DATASET RECORDS
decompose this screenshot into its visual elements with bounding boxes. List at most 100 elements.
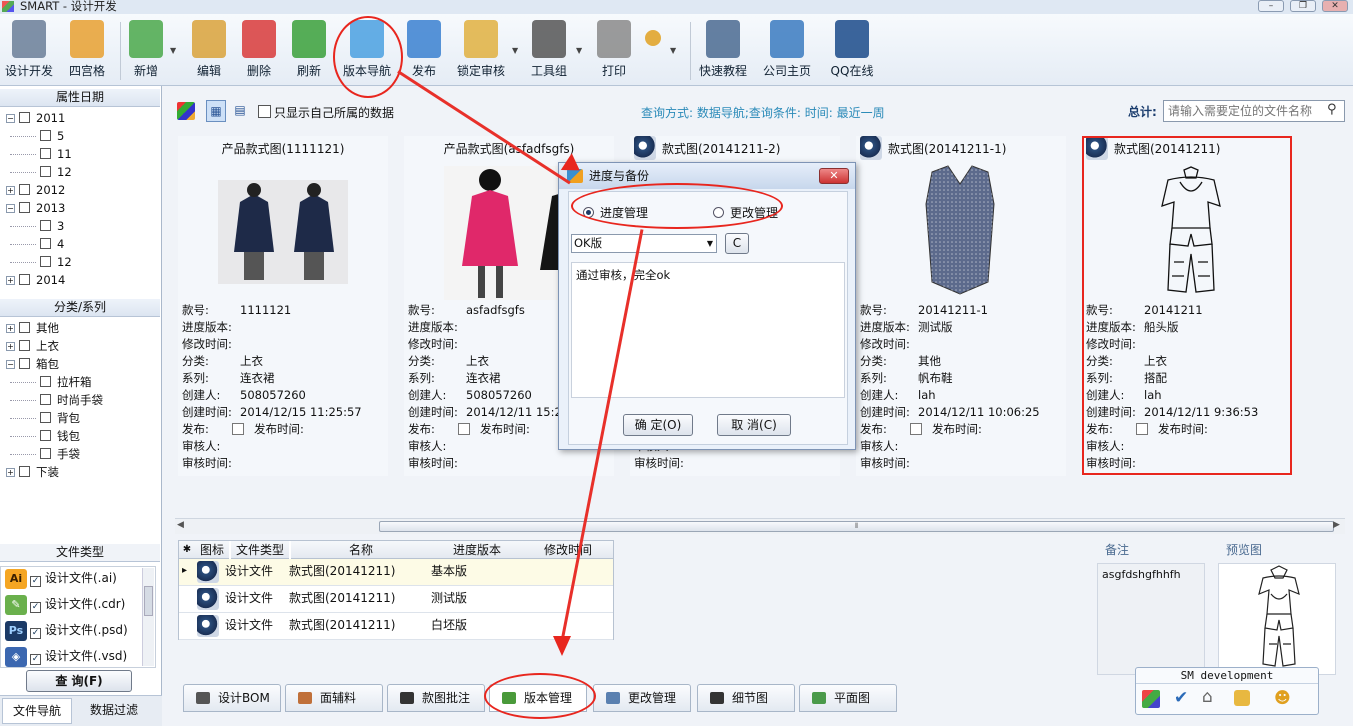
expand-toggle-icon[interactable]: + [6,468,15,477]
locate-search-input[interactable] [1163,100,1345,122]
file-type-item[interactable]: ◈ ✓ 设计文件(.vsd) [5,645,145,669]
publish-checkbox[interactable] [910,423,922,435]
tree-checkbox[interactable] [40,412,51,423]
tab-fabric[interactable]: 面辅料 [285,684,383,712]
tree-item[interactable]: + 下装 [6,464,59,480]
dialog-close-button[interactable]: ✕ [819,168,849,184]
dropdown-arrow-icon[interactable]: ▼ [576,46,582,55]
tree-item[interactable]: 拉杆箱 [40,374,92,390]
toolbar-toolbox-button[interactable]: 工具组 [522,20,576,82]
scroll-left-arrow-icon[interactable]: ◀ [177,520,184,530]
notes-icon[interactable] [1234,690,1250,706]
file-type-checkbox[interactable]: ✓ [30,628,41,639]
only-mine-checkbox[interactable] [258,105,271,118]
grid-column-header[interactable]: 图标 [195,541,229,559]
toolbar-lock-audit-button[interactable]: 锁定审核 [450,20,512,82]
tree-item[interactable]: + 上衣 [6,338,59,354]
tree-checkbox[interactable] [19,274,30,285]
design-card[interactable]: 产品款式图(1111121) 款号: 1111121 进度版本: 修改时间: 分类: 上衣系… [178,136,388,476]
tree-checkbox[interactable] [19,202,30,213]
file-type-item[interactable]: Ps ✓ 设计文件(.psd) [5,619,145,643]
file-type-scrollbar[interactable] [142,568,154,666]
toolbar-grid-four-button[interactable]: 四宫格 [62,20,112,82]
tree-item[interactable]: 手袋 [40,446,80,462]
cancel-button[interactable]: 取 消(C) [717,414,791,436]
c-button[interactable]: C [725,233,749,254]
scroll-thumb[interactable]: ⦀ [379,521,1334,532]
toolbar-print-button[interactable]: 打印 [592,20,636,82]
tree-item[interactable]: 时尚手袋 [40,392,103,408]
tree-checkbox[interactable] [40,448,51,459]
toolbar-new-doc-button[interactable]: 新增 [124,20,168,82]
check-icon[interactable]: ✔ [1174,688,1188,708]
query-button[interactable]: 查 询(F) [26,670,132,692]
grid-column-header[interactable]: 进度版本 [431,541,523,559]
toolbar-delete-button[interactable]: 删除 [236,20,282,82]
file-type-checkbox[interactable]: ✓ [30,576,41,587]
tab-comment[interactable]: 款图批注 [387,684,485,712]
tab-change-manage[interactable]: 更改管理 [593,684,691,712]
tree-item[interactable]: 5 [40,128,64,144]
tab-file-nav[interactable]: 文件导航 [2,698,72,724]
expand-toggle-icon[interactable]: + [6,324,15,333]
expand-toggle-icon[interactable]: − [6,360,15,369]
tree-checkbox[interactable] [19,112,30,123]
module-icon[interactable] [177,102,195,120]
user-icon[interactable]: ☻ [1274,688,1291,707]
grid-column-header[interactable]: 文件类型 [231,541,289,559]
tree-checkbox[interactable] [19,340,30,351]
scroll-right-arrow-icon[interactable]: ▶ [1333,520,1340,530]
close-button[interactable]: ✕ [1322,0,1348,12]
table-row[interactable]: ▸ 设计文件 款式图(20141211) 基本版 [179,559,613,586]
chevron-down-icon[interactable]: ▼ [707,235,713,252]
dropdown-arrow-icon[interactable]: ▼ [170,46,176,55]
tree-item[interactable]: − 2011 [6,110,65,126]
tree-checkbox[interactable] [19,322,30,333]
tree-item[interactable]: 3 [40,218,64,234]
file-type-item[interactable]: Ai ✓ 设计文件(.ai) [5,567,145,591]
card-thumbnail[interactable] [918,164,1002,301]
tree-checkbox[interactable] [40,376,51,387]
ok-button[interactable]: 确 定(O) [623,414,693,436]
version-select[interactable]: OK版 ▼ [571,234,717,253]
table-row[interactable]: 设计文件 款式图(20141211) 测试版 [179,586,613,613]
card-scrollbar[interactable]: ◀ ⦀ ▶ [175,518,1345,534]
expand-toggle-icon[interactable]: − [6,204,15,213]
tab-detail[interactable]: 细节图 [697,684,795,712]
toolbar-design-button[interactable]: 设计开发 [0,20,58,82]
tree-item[interactable]: +2014 [6,272,65,288]
tree-checkbox[interactable] [40,430,51,441]
list-view-icon[interactable]: ▤ [230,100,250,122]
thumbnail-view-icon[interactable]: ▦ [206,100,226,122]
toolbar-thumbs-up-button[interactable]: 公司主页 [758,20,816,82]
tree-item[interactable]: − 2013 [6,200,65,216]
card-thumbnail[interactable] [218,180,348,287]
design-card[interactable]: 款式图(20141211-1) 款号: 20141211-1 进度版本: 测试版 修改时间… [856,136,1066,476]
tree-item[interactable]: 12 [40,254,72,270]
toolbar-settings-button[interactable] [642,20,664,82]
file-type-checkbox[interactable]: ✓ [30,602,41,613]
tree-item[interactable]: − 箱包 [6,356,59,372]
dropdown-arrow-icon[interactable]: ▼ [670,46,676,55]
expand-toggle-icon[interactable]: + [6,186,15,195]
tab-bom-list[interactable]: 设计BOM [183,684,281,712]
table-row[interactable]: 设计文件 款式图(20141211) 白坯版 [179,613,613,640]
tree-checkbox[interactable] [19,466,30,477]
expand-toggle-icon[interactable]: + [6,276,15,285]
toolbar-qq-penguin-button[interactable]: QQ在线 [824,20,880,82]
tree-item[interactable]: 4 [40,236,64,252]
dropdown-arrow-icon[interactable]: ▼ [512,46,518,55]
expand-toggle-icon[interactable]: + [6,342,15,351]
tree-checkbox[interactable] [40,256,51,267]
tree-checkbox[interactable] [19,184,30,195]
smart-logo-icon[interactable] [1142,690,1160,708]
grid-column-header[interactable]: 修改时间 [523,541,613,559]
toolbar-edit-button[interactable]: 编辑 [186,20,232,82]
toolbar-publish-button[interactable]: 发布 [404,20,444,82]
tree-checkbox[interactable] [40,238,51,249]
file-type-item[interactable]: ✎ ✓ 设计文件(.cdr) [5,593,145,617]
tree-checkbox[interactable] [40,394,51,405]
toolbar-refresh-button[interactable]: 刷新 [286,20,332,82]
tree-checkbox[interactable] [40,220,51,231]
grid-column-header[interactable]: 名称 [291,541,431,559]
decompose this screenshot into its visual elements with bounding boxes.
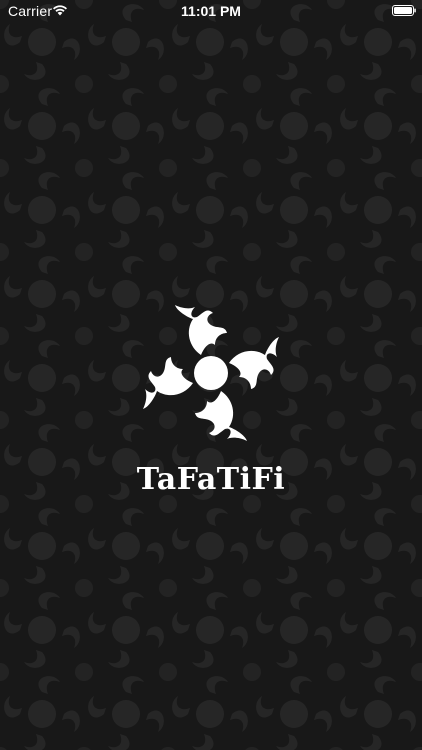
- status-time: 11:01 PM: [181, 3, 241, 19]
- swirl-logo-icon: [143, 305, 279, 441]
- splash-screen: Carrier 11:01 PM TaFaTiFi: [0, 0, 422, 750]
- app-name-wordmark: TaFaTiFi: [136, 462, 286, 497]
- status-bar: Carrier 11:01 PM: [0, 0, 422, 24]
- battery-icon: [392, 5, 416, 16]
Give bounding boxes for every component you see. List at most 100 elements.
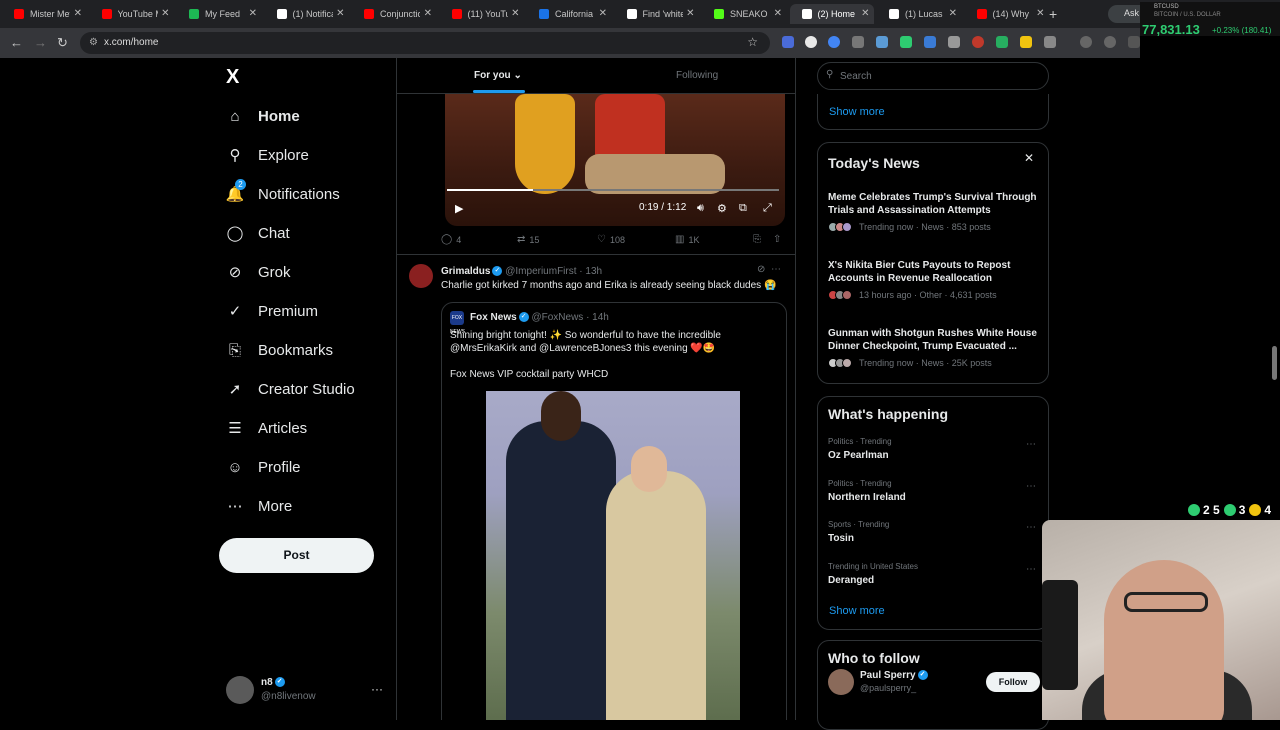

WRITTEN INSTRUCTION
Retype the lines from the one containing "expand-toggle-icon[interactable]: + [6,468,15,477]" to the one containing "toolbar-toolbox-button[interactable]: 工具组 [522,20,576,82]", inclusive, character for character.

TASK ANSWER
expand-toggle-icon[interactable]: + [6,468,15,477]
locate-search-input[interactable] [1163,100,1345,122]
file-type-item[interactable]: ◈ ✓ 设计文件(.vsd) [5,645,145,669]
publish-checkbox[interactable] [910,423,922,435]
tree-checkbox[interactable] [40,412,51,423]
tab-fabric[interactable]: 面辅料 [285,684,383,712]
tree-item[interactable]: + 下装 [6,464,59,480]
dialog-close-button[interactable]: ✕ [819,168,849,184]
dropdown-arrow-icon[interactable]: ▼ [576,46,582,55]
tree-item[interactable]: 拉杆箱 [40,374,92,390]
toolbar-toolbox-button[interactable]: 工具组 [522,20,576,82]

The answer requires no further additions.